Chart and figure data:
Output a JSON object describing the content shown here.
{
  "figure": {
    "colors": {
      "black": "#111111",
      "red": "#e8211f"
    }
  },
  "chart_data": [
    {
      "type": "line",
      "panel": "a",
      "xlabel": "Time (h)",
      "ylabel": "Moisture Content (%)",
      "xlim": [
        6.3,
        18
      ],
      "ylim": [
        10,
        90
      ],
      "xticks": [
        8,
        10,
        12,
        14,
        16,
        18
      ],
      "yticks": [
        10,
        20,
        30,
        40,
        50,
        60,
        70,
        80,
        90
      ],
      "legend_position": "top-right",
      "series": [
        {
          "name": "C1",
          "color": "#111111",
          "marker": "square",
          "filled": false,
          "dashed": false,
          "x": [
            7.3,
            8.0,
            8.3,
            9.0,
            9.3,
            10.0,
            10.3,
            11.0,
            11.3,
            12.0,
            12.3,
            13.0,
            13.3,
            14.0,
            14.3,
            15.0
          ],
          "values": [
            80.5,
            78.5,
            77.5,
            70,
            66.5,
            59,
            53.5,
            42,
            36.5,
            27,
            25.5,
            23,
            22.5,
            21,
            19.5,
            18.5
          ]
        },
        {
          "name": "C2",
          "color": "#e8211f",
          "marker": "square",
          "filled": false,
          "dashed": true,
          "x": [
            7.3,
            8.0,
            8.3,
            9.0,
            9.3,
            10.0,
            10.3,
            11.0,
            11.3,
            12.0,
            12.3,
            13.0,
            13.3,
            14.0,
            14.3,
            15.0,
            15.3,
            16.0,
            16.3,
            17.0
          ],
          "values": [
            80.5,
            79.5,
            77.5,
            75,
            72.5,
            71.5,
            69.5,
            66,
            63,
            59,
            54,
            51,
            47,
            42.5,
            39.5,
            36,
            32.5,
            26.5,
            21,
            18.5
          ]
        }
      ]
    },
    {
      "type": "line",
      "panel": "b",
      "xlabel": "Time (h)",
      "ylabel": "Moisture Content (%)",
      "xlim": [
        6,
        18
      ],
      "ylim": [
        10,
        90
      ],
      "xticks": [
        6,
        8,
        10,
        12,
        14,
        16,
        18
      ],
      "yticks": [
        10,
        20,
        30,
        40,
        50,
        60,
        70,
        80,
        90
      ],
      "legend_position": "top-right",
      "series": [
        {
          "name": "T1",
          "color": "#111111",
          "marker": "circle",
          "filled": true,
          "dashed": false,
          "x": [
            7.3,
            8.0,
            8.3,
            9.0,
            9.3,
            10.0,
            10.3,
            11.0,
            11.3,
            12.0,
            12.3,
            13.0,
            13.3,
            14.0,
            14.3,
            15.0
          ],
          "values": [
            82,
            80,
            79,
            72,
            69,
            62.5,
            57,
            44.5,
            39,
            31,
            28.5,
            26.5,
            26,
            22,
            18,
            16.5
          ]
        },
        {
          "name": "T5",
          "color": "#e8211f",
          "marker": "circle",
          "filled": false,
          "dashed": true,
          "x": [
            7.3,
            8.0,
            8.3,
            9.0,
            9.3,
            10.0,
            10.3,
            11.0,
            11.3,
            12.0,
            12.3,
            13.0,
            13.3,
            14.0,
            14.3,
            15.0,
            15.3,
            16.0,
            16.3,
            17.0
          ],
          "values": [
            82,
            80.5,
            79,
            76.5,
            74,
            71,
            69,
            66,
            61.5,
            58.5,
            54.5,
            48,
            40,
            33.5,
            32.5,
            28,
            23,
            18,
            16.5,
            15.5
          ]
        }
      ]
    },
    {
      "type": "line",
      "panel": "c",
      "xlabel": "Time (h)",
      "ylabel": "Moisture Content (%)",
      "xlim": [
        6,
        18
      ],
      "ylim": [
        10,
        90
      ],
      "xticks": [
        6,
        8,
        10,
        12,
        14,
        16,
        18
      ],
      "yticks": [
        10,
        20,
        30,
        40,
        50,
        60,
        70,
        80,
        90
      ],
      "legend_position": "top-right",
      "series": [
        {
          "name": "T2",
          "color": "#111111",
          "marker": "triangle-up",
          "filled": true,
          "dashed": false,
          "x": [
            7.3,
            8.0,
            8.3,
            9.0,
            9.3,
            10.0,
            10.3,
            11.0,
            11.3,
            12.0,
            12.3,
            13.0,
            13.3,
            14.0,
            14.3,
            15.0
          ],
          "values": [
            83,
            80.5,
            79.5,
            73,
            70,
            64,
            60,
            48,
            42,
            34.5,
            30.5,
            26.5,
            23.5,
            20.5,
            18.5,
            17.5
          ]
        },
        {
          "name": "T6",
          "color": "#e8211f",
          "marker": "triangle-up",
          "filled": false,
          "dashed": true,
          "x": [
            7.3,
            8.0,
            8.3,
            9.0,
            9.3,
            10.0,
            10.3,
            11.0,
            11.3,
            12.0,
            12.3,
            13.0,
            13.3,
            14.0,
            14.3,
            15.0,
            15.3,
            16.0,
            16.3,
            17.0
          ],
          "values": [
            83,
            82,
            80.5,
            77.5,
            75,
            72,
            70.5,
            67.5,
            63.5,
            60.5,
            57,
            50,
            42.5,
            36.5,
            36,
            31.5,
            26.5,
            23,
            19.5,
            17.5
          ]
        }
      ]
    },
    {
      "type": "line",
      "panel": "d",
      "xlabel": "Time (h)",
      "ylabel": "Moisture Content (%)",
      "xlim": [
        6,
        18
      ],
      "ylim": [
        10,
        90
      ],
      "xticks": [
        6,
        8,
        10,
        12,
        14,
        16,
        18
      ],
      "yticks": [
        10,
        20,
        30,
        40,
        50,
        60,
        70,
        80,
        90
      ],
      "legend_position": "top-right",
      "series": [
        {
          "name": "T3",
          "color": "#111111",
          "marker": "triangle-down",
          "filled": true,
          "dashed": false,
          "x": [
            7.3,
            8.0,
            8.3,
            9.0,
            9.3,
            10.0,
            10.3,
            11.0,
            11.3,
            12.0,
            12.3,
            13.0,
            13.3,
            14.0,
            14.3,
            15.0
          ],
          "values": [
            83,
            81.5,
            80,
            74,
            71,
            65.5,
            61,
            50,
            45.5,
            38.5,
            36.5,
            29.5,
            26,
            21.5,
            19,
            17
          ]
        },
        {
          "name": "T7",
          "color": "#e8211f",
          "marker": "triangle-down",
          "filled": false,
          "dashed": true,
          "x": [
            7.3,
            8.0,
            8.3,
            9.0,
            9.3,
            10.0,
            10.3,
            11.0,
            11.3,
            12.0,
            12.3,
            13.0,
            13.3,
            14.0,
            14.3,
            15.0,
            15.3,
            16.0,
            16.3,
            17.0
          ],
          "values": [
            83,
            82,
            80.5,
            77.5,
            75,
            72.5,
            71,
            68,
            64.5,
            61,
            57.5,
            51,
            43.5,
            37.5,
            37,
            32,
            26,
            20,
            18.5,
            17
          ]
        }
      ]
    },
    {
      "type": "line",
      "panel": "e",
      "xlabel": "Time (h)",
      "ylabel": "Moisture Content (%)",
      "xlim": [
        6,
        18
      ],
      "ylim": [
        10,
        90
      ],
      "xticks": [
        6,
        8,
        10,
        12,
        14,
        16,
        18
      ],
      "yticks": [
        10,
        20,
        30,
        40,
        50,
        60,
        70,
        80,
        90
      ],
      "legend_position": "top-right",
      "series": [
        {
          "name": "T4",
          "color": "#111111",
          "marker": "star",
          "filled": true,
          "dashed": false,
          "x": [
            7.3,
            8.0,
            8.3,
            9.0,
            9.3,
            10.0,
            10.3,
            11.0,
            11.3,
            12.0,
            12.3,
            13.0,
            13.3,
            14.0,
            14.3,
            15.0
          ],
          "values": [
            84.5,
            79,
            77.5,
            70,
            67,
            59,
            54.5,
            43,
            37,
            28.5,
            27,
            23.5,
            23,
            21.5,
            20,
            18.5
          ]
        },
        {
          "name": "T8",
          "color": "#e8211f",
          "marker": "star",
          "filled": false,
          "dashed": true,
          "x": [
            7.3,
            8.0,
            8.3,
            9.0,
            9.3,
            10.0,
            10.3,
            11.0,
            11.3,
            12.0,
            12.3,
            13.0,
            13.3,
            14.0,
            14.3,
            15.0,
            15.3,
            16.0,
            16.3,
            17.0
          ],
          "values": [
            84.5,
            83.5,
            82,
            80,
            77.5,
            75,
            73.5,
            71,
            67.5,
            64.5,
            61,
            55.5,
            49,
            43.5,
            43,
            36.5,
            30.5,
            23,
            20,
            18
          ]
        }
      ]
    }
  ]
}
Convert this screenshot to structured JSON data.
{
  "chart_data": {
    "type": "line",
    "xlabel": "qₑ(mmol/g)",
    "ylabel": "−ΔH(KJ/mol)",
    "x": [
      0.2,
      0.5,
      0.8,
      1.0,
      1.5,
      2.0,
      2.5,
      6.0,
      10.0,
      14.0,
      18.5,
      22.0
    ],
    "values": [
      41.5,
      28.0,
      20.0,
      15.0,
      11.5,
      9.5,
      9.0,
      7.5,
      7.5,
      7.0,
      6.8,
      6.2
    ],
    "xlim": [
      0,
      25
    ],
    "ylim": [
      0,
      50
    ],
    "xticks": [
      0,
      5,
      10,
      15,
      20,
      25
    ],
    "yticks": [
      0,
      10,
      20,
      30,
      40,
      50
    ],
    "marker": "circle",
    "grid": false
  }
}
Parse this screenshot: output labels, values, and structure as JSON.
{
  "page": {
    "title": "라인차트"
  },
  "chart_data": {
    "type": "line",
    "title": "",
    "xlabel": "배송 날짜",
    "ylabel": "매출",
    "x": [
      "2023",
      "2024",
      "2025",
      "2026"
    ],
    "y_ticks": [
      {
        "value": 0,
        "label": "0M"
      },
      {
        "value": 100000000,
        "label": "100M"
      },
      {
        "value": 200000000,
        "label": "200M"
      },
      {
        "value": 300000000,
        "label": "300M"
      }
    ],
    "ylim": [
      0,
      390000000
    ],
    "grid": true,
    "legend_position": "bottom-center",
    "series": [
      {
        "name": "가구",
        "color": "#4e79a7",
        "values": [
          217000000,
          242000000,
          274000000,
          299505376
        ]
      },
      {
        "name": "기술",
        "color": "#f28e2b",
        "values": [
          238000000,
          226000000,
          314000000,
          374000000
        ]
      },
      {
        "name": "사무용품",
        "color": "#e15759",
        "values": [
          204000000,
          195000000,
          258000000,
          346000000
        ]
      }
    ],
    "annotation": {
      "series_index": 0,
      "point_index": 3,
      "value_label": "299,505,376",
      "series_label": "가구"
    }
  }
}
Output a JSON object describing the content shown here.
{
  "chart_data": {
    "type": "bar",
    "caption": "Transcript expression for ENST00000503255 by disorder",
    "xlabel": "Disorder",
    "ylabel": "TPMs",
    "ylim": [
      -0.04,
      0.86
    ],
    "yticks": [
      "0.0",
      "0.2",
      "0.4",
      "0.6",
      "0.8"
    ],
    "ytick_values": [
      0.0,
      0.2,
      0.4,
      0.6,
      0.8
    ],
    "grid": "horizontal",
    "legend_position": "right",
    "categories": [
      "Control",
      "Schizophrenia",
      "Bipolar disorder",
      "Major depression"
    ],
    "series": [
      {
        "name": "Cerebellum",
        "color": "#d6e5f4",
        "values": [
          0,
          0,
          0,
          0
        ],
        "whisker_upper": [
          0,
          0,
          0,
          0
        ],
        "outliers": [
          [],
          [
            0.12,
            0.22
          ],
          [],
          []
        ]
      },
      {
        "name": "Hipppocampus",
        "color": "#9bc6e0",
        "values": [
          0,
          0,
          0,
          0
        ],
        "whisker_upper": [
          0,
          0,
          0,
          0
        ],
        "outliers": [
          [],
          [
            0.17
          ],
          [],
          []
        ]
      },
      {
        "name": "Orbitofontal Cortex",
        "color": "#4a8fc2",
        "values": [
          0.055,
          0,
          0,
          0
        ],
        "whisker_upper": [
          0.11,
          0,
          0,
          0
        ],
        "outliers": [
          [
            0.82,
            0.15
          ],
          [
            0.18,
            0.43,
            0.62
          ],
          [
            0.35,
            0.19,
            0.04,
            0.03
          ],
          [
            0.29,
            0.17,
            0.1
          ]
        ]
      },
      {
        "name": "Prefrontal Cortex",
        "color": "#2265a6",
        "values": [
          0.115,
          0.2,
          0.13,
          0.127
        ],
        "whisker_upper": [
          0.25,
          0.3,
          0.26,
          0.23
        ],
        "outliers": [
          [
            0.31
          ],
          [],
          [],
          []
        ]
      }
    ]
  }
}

Stated exercise: Gather all lines from the listing above in which "Cortex" occurs.

Response below:
        "name": "Orbitofontal Cortex",
        "name": "Prefrontal Cortex",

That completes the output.